** BEGIN Task inputs **

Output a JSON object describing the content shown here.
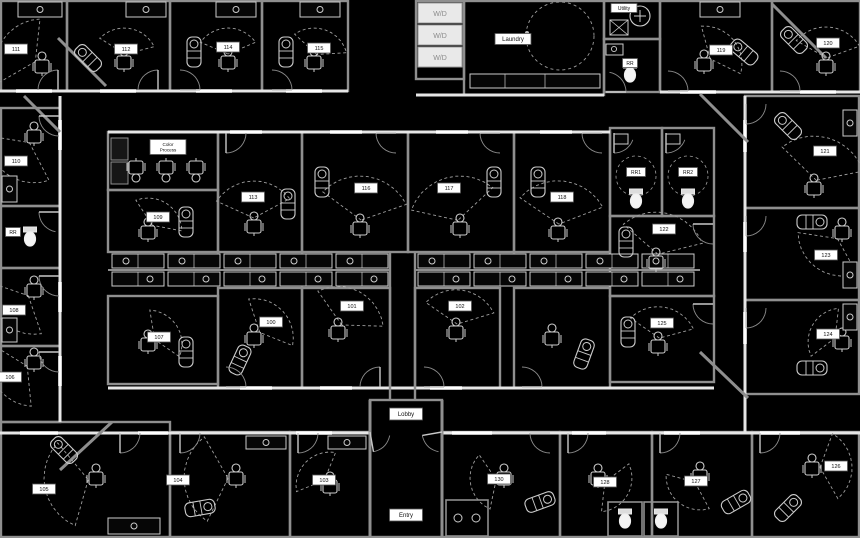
{
  "plan": {
    "title": "Salon suites floor plan",
    "colors": {
      "background": "#000000",
      "wall": "#8f8f8f",
      "wall_bright": "#e6e6e6",
      "wall_cap": "#ffffff",
      "furniture": "#cccccc",
      "dashed": "#9e9e9e",
      "label_bg": "#ffffff",
      "label_border": "#555555",
      "label_text": "#111111",
      "appliance_bg": "#e9e9e9",
      "appliance_text": "#8a8a8a",
      "dark_fill": "#161616"
    },
    "suites": [
      {
        "number": "111",
        "x": 16,
        "y": 49
      },
      {
        "number": "112",
        "x": 126,
        "y": 49
      },
      {
        "number": "114",
        "x": 228,
        "y": 47
      },
      {
        "number": "115",
        "x": 319,
        "y": 48
      },
      {
        "number": "119",
        "x": 721,
        "y": 50
      },
      {
        "number": "120",
        "x": 828,
        "y": 43
      },
      {
        "number": "110",
        "x": 16,
        "y": 161
      },
      {
        "number": "108",
        "x": 14,
        "y": 310
      },
      {
        "number": "106",
        "x": 10,
        "y": 377
      },
      {
        "number": "105",
        "x": 44,
        "y": 489
      },
      {
        "number": "104",
        "x": 178,
        "y": 480
      },
      {
        "number": "103",
        "x": 324,
        "y": 480
      },
      {
        "number": "130",
        "x": 499,
        "y": 479
      },
      {
        "number": "128",
        "x": 605,
        "y": 482
      },
      {
        "number": "127",
        "x": 696,
        "y": 481
      },
      {
        "number": "126",
        "x": 836,
        "y": 466
      },
      {
        "number": "124",
        "x": 828,
        "y": 334
      },
      {
        "number": "123",
        "x": 826,
        "y": 255
      },
      {
        "number": "121",
        "x": 825,
        "y": 151
      },
      {
        "number": "109",
        "x": 158,
        "y": 217
      },
      {
        "number": "113",
        "x": 253,
        "y": 197
      },
      {
        "number": "116",
        "x": 366,
        "y": 188
      },
      {
        "number": "117",
        "x": 449,
        "y": 188
      },
      {
        "number": "118",
        "x": 562,
        "y": 197
      },
      {
        "number": "122",
        "x": 664,
        "y": 229
      },
      {
        "number": "107",
        "x": 159,
        "y": 337
      },
      {
        "number": "100",
        "x": 271,
        "y": 322
      },
      {
        "number": "101",
        "x": 352,
        "y": 306
      },
      {
        "number": "102",
        "x": 460,
        "y": 306
      },
      {
        "number": "125",
        "x": 662,
        "y": 323
      }
    ],
    "areas": [
      {
        "name": "laundry",
        "text": "Laundry",
        "x": 513,
        "y": 39,
        "w": 36,
        "h": 11,
        "fs": 6
      },
      {
        "name": "utility",
        "text": "Utility",
        "x": 624,
        "y": 8,
        "w": 26,
        "h": 9,
        "fs": 5
      },
      {
        "name": "restroom-top",
        "text": "RR",
        "x": 630,
        "y": 63,
        "w": 15,
        "h": 9,
        "fs": 5
      },
      {
        "name": "restroom-left",
        "text": "RR",
        "x": 13,
        "y": 232,
        "w": 15,
        "h": 9,
        "fs": 5
      },
      {
        "name": "restroom-1",
        "text": "RR1",
        "x": 636,
        "y": 172,
        "w": 19,
        "h": 9,
        "fs": 5
      },
      {
        "name": "restroom-2",
        "text": "RR2",
        "x": 688,
        "y": 172,
        "w": 19,
        "h": 9,
        "fs": 5
      },
      {
        "name": "lobby",
        "text": "Lobby",
        "x": 406,
        "y": 414,
        "w": 33,
        "h": 12,
        "fs": 6
      },
      {
        "name": "entry",
        "text": "Entry",
        "x": 406,
        "y": 515,
        "w": 33,
        "h": 12,
        "fs": 6
      }
    ],
    "color_process": {
      "line1": "Color",
      "line2": "Process",
      "x": 168,
      "y": 147
    },
    "washer_dryer_units": [
      "W/D",
      "W/D",
      "W/D"
    ]
  }
}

** END Task inputs **

# Problem statement:
Copy the records exactly. Skip the pictures.

# Exercise solution:
Output a JSON object describing the content shown here.
{
  "plan": {
    "title": "Salon suites floor plan",
    "colors": {
      "background": "#000000",
      "wall": "#8f8f8f",
      "wall_bright": "#e6e6e6",
      "wall_cap": "#ffffff",
      "furniture": "#cccccc",
      "dashed": "#9e9e9e",
      "label_bg": "#ffffff",
      "label_border": "#555555",
      "label_text": "#111111",
      "appliance_bg": "#e9e9e9",
      "appliance_text": "#8a8a8a",
      "dark_fill": "#161616"
    },
    "suites": [
      {
        "number": "111",
        "x": 16,
        "y": 49
      },
      {
        "number": "112",
        "x": 126,
        "y": 49
      },
      {
        "number": "114",
        "x": 228,
        "y": 47
      },
      {
        "number": "115",
        "x": 319,
        "y": 48
      },
      {
        "number": "119",
        "x": 721,
        "y": 50
      },
      {
        "number": "120",
        "x": 828,
        "y": 43
      },
      {
        "number": "110",
        "x": 16,
        "y": 161
      },
      {
        "number": "108",
        "x": 14,
        "y": 310
      },
      {
        "number": "106",
        "x": 10,
        "y": 377
      },
      {
        "number": "105",
        "x": 44,
        "y": 489
      },
      {
        "number": "104",
        "x": 178,
        "y": 480
      },
      {
        "number": "103",
        "x": 324,
        "y": 480
      },
      {
        "number": "130",
        "x": 499,
        "y": 479
      },
      {
        "number": "128",
        "x": 605,
        "y": 482
      },
      {
        "number": "127",
        "x": 696,
        "y": 481
      },
      {
        "number": "126",
        "x": 836,
        "y": 466
      },
      {
        "number": "124",
        "x": 828,
        "y": 334
      },
      {
        "number": "123",
        "x": 826,
        "y": 255
      },
      {
        "number": "121",
        "x": 825,
        "y": 151
      },
      {
        "number": "109",
        "x": 158,
        "y": 217
      },
      {
        "number": "113",
        "x": 253,
        "y": 197
      },
      {
        "number": "116",
        "x": 366,
        "y": 188
      },
      {
        "number": "117",
        "x": 449,
        "y": 188
      },
      {
        "number": "118",
        "x": 562,
        "y": 197
      },
      {
        "number": "122",
        "x": 664,
        "y": 229
      },
      {
        "number": "107",
        "x": 159,
        "y": 337
      },
      {
        "number": "100",
        "x": 271,
        "y": 322
      },
      {
        "number": "101",
        "x": 352,
        "y": 306
      },
      {
        "number": "102",
        "x": 460,
        "y": 306
      },
      {
        "number": "125",
        "x": 662,
        "y": 323
      }
    ],
    "areas": [
      {
        "name": "laundry",
        "text": "Laundry",
        "x": 513,
        "y": 39,
        "w": 36,
        "h": 11,
        "fs": 6
      },
      {
        "name": "utility",
        "text": "Utility",
        "x": 624,
        "y": 8,
        "w": 26,
        "h": 9,
        "fs": 5
      },
      {
        "name": "restroom-top",
        "text": "RR",
        "x": 630,
        "y": 63,
        "w": 15,
        "h": 9,
        "fs": 5
      },
      {
        "name": "restroom-left",
        "text": "RR",
        "x": 13,
        "y": 232,
        "w": 15,
        "h": 9,
        "fs": 5
      },
      {
        "name": "restroom-1",
        "text": "RR1",
        "x": 636,
        "y": 172,
        "w": 19,
        "h": 9,
        "fs": 5
      },
      {
        "name": "restroom-2",
        "text": "RR2",
        "x": 688,
        "y": 172,
        "w": 19,
        "h": 9,
        "fs": 5
      },
      {
        "name": "lobby",
        "text": "Lobby",
        "x": 406,
        "y": 414,
        "w": 33,
        "h": 12,
        "fs": 6
      },
      {
        "name": "entry",
        "text": "Entry",
        "x": 406,
        "y": 515,
        "w": 33,
        "h": 12,
        "fs": 6
      }
    ],
    "color_process": {
      "line1": "Color",
      "line2": "Process",
      "x": 168,
      "y": 147
    },
    "washer_dryer_units": [
      "W/D",
      "W/D",
      "W/D"
    ]
  }
}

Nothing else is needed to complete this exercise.